Records about charts and figures
______________________________

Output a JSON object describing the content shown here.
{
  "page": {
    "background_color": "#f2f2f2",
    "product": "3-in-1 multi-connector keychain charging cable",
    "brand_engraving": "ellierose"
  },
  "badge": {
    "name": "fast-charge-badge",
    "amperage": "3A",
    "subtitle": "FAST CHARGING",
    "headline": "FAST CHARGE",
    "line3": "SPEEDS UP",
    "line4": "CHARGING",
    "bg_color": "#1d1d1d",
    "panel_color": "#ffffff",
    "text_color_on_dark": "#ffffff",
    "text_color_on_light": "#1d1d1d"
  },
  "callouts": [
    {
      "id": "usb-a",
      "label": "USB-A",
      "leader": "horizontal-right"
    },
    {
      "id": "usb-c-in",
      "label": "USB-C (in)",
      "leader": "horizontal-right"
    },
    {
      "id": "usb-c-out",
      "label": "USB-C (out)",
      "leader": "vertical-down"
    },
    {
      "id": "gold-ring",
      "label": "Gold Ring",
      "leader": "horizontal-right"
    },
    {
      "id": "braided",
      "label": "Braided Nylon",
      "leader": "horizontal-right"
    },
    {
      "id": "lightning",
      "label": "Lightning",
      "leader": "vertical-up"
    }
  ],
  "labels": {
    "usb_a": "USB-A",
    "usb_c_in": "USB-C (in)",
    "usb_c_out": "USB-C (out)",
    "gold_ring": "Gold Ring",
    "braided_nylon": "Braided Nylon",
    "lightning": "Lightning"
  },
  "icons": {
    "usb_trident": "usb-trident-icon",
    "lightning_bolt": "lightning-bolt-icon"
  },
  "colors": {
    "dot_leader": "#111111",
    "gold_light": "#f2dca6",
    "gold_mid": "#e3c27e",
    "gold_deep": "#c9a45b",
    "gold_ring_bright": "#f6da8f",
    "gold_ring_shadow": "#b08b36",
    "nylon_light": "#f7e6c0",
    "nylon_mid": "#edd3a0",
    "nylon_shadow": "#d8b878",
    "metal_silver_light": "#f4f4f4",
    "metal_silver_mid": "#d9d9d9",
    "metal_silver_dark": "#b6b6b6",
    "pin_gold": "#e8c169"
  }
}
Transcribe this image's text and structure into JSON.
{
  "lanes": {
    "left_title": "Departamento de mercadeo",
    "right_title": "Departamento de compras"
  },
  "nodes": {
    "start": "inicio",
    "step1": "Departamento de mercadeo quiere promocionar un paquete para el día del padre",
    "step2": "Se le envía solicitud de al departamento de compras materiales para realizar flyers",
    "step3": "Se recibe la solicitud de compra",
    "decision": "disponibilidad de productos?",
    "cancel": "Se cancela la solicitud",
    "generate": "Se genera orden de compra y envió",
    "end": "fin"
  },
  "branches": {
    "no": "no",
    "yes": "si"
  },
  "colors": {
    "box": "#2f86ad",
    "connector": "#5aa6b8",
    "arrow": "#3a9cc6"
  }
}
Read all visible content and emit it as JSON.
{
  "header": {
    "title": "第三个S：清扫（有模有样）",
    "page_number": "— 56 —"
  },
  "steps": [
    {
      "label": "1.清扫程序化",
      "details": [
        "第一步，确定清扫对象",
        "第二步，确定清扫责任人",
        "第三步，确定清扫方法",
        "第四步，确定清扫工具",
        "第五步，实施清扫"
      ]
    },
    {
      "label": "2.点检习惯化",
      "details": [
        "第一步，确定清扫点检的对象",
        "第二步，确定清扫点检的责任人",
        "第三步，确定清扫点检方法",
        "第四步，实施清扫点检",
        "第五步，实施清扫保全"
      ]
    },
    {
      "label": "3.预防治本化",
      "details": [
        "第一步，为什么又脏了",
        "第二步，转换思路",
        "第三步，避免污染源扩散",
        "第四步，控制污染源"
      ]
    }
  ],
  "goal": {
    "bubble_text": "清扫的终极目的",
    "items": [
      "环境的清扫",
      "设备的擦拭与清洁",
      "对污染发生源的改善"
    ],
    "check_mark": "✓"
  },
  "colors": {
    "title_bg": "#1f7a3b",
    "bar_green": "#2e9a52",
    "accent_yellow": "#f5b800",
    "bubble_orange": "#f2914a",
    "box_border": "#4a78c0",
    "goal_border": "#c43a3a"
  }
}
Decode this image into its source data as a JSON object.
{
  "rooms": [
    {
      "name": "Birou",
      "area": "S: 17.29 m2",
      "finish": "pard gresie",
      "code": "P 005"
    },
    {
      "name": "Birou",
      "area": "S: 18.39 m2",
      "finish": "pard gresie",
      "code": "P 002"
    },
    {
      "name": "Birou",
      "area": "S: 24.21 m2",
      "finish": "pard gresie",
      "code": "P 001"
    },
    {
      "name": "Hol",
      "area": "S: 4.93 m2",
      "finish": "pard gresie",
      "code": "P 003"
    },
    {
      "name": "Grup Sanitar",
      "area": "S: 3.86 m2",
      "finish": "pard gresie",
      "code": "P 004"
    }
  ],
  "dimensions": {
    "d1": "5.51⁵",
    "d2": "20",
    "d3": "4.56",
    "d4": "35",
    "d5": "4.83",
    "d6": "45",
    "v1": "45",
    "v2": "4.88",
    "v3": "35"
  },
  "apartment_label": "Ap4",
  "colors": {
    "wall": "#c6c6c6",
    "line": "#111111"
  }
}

______________________________

TASK: Please give back all of the records exactly as written.

THE ANSWER:
Output a JSON object describing the content shown here.
{
  "page": {
    "background_color": "#f2f2f2",
    "product": "3-in-1 multi-connector keychain charging cable",
    "brand_engraving": "ellierose"
  },
  "badge": {
    "name": "fast-charge-badge",
    "amperage": "3A",
    "subtitle": "FAST CHARGING",
    "headline": "FAST CHARGE",
    "line3": "SPEEDS UP",
    "line4": "CHARGING",
    "bg_color": "#1d1d1d",
    "panel_color": "#ffffff",
    "text_color_on_dark": "#ffffff",
    "text_color_on_light": "#1d1d1d"
  },
  "callouts": [
    {
      "id": "usb-a",
      "label": "USB-A",
      "leader": "horizontal-right"
    },
    {
      "id": "usb-c-in",
      "label": "USB-C (in)",
      "leader": "horizontal-right"
    },
    {
      "id": "usb-c-out",
      "label": "USB-C (out)",
      "leader": "vertical-down"
    },
    {
      "id": "gold-ring",
      "label": "Gold Ring",
      "leader": "horizontal-right"
    },
    {
      "id": "braided",
      "label": "Braided Nylon",
      "leader": "horizontal-right"
    },
    {
      "id": "lightning",
      "label": "Lightning",
      "leader": "vertical-up"
    }
  ],
  "labels": {
    "usb_a": "USB-A",
    "usb_c_in": "USB-C (in)",
    "usb_c_out": "USB-C (out)",
    "gold_ring": "Gold Ring",
    "braided_nylon": "Braided Nylon",
    "lightning": "Lightning"
  },
  "icons": {
    "usb_trident": "usb-trident-icon",
    "lightning_bolt": "lightning-bolt-icon"
  },
  "colors": {
    "dot_leader": "#111111",
    "gold_light": "#f2dca6",
    "gold_mid": "#e3c27e",
    "gold_deep": "#c9a45b",
    "gold_ring_bright": "#f6da8f",
    "gold_ring_shadow": "#b08b36",
    "nylon_light": "#f7e6c0",
    "nylon_mid": "#edd3a0",
    "nylon_shadow": "#d8b878",
    "metal_silver_light": "#f4f4f4",
    "metal_silver_mid": "#d9d9d9",
    "metal_silver_dark": "#b6b6b6",
    "pin_gold": "#e8c169"
  }
}
Transcribe this image's text and structure into JSON.
{
  "lanes": {
    "left_title": "Departamento de mercadeo",
    "right_title": "Departamento de compras"
  },
  "nodes": {
    "start": "inicio",
    "step1": "Departamento de mercadeo quiere promocionar un paquete para el día del padre",
    "step2": "Se le envía solicitud de al departamento de compras materiales para realizar flyers",
    "step3": "Se recibe la solicitud de compra",
    "decision": "disponibilidad de productos?",
    "cancel": "Se cancela la solicitud",
    "generate": "Se genera orden de compra y envió",
    "end": "fin"
  },
  "branches": {
    "no": "no",
    "yes": "si"
  },
  "colors": {
    "box": "#2f86ad",
    "connector": "#5aa6b8",
    "arrow": "#3a9cc6"
  }
}
Read all visible content and emit it as JSON.
{
  "header": {
    "title": "第三个S：清扫（有模有样）",
    "page_number": "— 56 —"
  },
  "steps": [
    {
      "label": "1.清扫程序化",
      "details": [
        "第一步，确定清扫对象",
        "第二步，确定清扫责任人",
        "第三步，确定清扫方法",
        "第四步，确定清扫工具",
        "第五步，实施清扫"
      ]
    },
    {
      "label": "2.点检习惯化",
      "details": [
        "第一步，确定清扫点检的对象",
        "第二步，确定清扫点检的责任人",
        "第三步，确定清扫点检方法",
        "第四步，实施清扫点检",
        "第五步，实施清扫保全"
      ]
    },
    {
      "label": "3.预防治本化",
      "details": [
        "第一步，为什么又脏了",
        "第二步，转换思路",
        "第三步，避免污染源扩散",
        "第四步，控制污染源"
      ]
    }
  ],
  "goal": {
    "bubble_text": "清扫的终极目的",
    "items": [
      "环境的清扫",
      "设备的擦拭与清洁",
      "对污染发生源的改善"
    ],
    "check_mark": "✓"
  },
  "colors": {
    "title_bg": "#1f7a3b",
    "bar_green": "#2e9a52",
    "accent_yellow": "#f5b800",
    "bubble_orange": "#f2914a",
    "box_border": "#4a78c0",
    "goal_border": "#c43a3a"
  }
}
Decode this image into its source data as a JSON object.
{
  "rooms": [
    {
      "name": "Birou",
      "area": "S: 17.29 m2",
      "finish": "pard gresie",
      "code": "P 005"
    },
    {
      "name": "Birou",
      "area": "S: 18.39 m2",
      "finish": "pard gresie",
      "code": "P 002"
    },
    {
      "name": "Birou",
      "area": "S: 24.21 m2",
      "finish": "pard gresie",
      "code": "P 001"
    },
    {
      "name": "Hol",
      "area": "S: 4.93 m2",
      "finish": "pard gresie",
      "code": "P 003"
    },
    {
      "name": "Grup Sanitar",
      "area": "S: 3.86 m2",
      "finish": "pard gresie",
      "code": "P 004"
    }
  ],
  "dimensions": {
    "d1": "5.51⁵",
    "d2": "20",
    "d3": "4.56",
    "d4": "35",
    "d5": "4.83",
    "d6": "45",
    "v1": "45",
    "v2": "4.88",
    "v3": "35"
  },
  "apartment_label": "Ap4",
  "colors": {
    "wall": "#c6c6c6",
    "line": "#111111"
  }
}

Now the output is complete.